Tax Issues / Tax Reform Proposals

Wednesday, February 12, 2003
Last Friday, President Bush issued his annual Economic Report. Press coverage focused heavily on the chapter relating to taxation. The lead was that President Bush favors a shift toward consumption taxation.

As is so often the case, the news stories gave the barest hint of what the report actually said. And the spin was designed to frighten voters into thinking that a new tax was being imposed on top of all the others, one that will be especially injurious to the poor.

What the Bush Administration proposes is something much more sophisticated and workable.

  • It wants to work within the existing tax system to get rid of taxes that burden saving and investment.
  • If this were done consistently, we would have a tax system that falls only on consumption without the administrative and political problems inherent in trying to tax sales directly.

> _Recorded information_
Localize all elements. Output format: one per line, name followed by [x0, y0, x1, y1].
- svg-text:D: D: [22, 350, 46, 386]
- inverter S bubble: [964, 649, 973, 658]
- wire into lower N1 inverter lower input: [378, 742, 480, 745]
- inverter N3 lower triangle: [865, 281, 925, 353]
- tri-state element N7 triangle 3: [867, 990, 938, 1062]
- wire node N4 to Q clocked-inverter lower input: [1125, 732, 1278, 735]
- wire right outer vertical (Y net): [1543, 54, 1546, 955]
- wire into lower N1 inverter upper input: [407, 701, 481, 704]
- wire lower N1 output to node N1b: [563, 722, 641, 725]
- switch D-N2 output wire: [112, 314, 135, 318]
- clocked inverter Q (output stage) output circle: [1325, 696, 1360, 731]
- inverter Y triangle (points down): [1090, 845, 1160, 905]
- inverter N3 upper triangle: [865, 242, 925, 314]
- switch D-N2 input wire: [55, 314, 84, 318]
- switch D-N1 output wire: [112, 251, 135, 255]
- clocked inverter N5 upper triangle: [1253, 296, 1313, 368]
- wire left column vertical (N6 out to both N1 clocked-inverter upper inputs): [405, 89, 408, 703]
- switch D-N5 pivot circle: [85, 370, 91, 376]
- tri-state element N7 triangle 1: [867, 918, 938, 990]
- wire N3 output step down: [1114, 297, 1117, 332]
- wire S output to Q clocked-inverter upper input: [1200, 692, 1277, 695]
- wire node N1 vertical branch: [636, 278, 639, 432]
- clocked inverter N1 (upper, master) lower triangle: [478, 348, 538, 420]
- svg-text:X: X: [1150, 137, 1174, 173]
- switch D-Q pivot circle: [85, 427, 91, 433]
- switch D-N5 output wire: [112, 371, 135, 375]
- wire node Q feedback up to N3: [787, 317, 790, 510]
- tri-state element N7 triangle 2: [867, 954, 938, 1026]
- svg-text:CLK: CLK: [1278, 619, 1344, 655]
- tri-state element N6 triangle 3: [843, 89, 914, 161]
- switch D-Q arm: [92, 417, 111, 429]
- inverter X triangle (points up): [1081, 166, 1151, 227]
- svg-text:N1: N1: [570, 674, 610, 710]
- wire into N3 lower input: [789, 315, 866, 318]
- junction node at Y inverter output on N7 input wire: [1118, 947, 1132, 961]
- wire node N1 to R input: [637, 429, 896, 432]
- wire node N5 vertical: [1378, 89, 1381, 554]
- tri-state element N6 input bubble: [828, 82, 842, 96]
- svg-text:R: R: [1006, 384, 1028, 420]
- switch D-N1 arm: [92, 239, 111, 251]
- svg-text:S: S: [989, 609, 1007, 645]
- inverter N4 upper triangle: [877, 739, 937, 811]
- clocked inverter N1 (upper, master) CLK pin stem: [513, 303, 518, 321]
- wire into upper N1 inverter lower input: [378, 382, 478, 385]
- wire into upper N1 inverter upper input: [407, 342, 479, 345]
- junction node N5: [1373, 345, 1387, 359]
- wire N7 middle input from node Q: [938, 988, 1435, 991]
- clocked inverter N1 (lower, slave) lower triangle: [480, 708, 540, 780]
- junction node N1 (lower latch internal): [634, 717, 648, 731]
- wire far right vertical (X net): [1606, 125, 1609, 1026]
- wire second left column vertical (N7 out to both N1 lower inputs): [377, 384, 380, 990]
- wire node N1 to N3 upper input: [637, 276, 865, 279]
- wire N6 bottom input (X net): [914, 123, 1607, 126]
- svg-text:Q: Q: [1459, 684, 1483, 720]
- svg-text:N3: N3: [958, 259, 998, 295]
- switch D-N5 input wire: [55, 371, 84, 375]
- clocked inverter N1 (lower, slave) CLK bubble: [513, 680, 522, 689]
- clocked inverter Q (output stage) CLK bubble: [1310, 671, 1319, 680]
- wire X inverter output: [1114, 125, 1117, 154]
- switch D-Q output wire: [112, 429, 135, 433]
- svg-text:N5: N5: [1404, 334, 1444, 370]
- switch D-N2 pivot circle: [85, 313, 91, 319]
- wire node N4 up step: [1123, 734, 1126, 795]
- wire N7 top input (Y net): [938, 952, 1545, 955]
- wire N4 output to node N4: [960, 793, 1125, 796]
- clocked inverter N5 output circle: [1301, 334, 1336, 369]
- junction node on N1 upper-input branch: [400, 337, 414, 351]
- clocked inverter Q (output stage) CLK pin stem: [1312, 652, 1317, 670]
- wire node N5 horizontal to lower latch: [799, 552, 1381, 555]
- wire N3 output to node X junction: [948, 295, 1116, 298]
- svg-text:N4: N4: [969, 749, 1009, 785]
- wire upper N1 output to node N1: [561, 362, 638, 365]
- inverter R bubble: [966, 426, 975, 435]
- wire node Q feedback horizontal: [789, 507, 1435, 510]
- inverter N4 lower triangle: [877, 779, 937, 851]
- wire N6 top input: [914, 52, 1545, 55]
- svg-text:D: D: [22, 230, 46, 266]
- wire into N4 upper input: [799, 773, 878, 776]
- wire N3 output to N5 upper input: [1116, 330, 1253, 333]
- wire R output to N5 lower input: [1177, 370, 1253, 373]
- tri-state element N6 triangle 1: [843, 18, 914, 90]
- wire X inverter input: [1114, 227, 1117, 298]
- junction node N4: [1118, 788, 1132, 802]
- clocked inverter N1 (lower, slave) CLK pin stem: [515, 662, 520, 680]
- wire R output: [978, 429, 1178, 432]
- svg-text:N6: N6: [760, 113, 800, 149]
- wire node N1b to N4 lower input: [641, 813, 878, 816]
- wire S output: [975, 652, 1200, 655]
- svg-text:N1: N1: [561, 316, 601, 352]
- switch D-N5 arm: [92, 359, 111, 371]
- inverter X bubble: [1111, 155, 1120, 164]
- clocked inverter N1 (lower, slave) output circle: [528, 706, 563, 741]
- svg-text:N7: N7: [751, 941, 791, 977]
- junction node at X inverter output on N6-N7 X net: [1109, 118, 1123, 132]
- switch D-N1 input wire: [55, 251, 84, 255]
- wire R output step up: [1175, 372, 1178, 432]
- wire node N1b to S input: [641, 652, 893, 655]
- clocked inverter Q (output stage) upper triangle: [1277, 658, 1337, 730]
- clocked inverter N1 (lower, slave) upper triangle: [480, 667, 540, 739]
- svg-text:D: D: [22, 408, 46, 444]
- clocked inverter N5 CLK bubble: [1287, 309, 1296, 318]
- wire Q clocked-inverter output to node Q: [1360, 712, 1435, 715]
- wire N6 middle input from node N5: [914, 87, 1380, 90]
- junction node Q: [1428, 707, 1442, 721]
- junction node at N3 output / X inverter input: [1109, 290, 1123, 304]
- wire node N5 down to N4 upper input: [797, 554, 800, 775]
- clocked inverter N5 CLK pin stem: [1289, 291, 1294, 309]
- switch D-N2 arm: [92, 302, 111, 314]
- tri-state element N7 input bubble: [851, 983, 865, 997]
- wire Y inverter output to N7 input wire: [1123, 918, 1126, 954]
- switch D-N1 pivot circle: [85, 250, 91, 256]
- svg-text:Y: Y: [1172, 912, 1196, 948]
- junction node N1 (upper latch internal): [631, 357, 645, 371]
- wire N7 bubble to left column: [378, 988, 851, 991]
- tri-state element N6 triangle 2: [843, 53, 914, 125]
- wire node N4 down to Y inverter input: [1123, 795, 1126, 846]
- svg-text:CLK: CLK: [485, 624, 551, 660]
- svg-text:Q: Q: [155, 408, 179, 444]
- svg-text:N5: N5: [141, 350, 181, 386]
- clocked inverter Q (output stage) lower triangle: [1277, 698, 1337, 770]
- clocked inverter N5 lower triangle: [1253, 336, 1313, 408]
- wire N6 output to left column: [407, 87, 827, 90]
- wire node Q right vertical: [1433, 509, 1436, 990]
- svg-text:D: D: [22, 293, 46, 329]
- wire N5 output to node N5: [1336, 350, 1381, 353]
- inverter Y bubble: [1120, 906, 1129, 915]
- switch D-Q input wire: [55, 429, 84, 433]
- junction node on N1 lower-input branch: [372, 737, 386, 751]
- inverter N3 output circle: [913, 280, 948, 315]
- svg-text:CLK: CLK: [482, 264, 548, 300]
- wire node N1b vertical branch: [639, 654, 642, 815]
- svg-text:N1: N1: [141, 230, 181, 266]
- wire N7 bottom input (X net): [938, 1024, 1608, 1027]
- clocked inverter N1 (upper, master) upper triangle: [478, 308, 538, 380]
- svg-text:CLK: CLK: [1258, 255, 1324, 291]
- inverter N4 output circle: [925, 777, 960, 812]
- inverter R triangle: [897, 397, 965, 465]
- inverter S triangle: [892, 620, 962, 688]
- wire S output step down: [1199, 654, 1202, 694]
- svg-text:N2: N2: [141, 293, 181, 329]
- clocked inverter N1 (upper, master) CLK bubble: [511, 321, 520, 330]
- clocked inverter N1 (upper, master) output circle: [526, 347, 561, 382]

> _Work instructions_
1. Do these statements agree with the article on tax reform? (a) President Bush issued his annual Economic Report last Friday. (b) Press coverage focused heavily on the chapter about trade. (c) The Bush Administration wants to work within the existing tax system. Answer yes or no for each and quote the deciding words.
2. Write out the passage of the tax reform article that begins at the words "Wednesday, February 12, 2003" and ends after the words "to the poor.".

> _Full solutions_
1.
(a) Yes: "Last Friday, President Bush issued his annual Economic Report."
(b) No: "Press coverage focused heavily on the chapter relating to taxation."
(c) Yes: "It wants to work within the existing tax system to get rid of taxes that burden saving and investment."

2.
Wednesday, February 12, 2003
Last Friday, President Bush issued his annual Economic Report. Press coverage focused heavily on the chapter relating to taxation. The lead was that President Bush favors a shift toward consumption taxation.

As is so often the case, the news stories gave the barest hint of what the report actually said. And the spin was designed to frighten voters into thinking that a new tax was being imposed on top of all the others, one that will be especially injurious to the poor.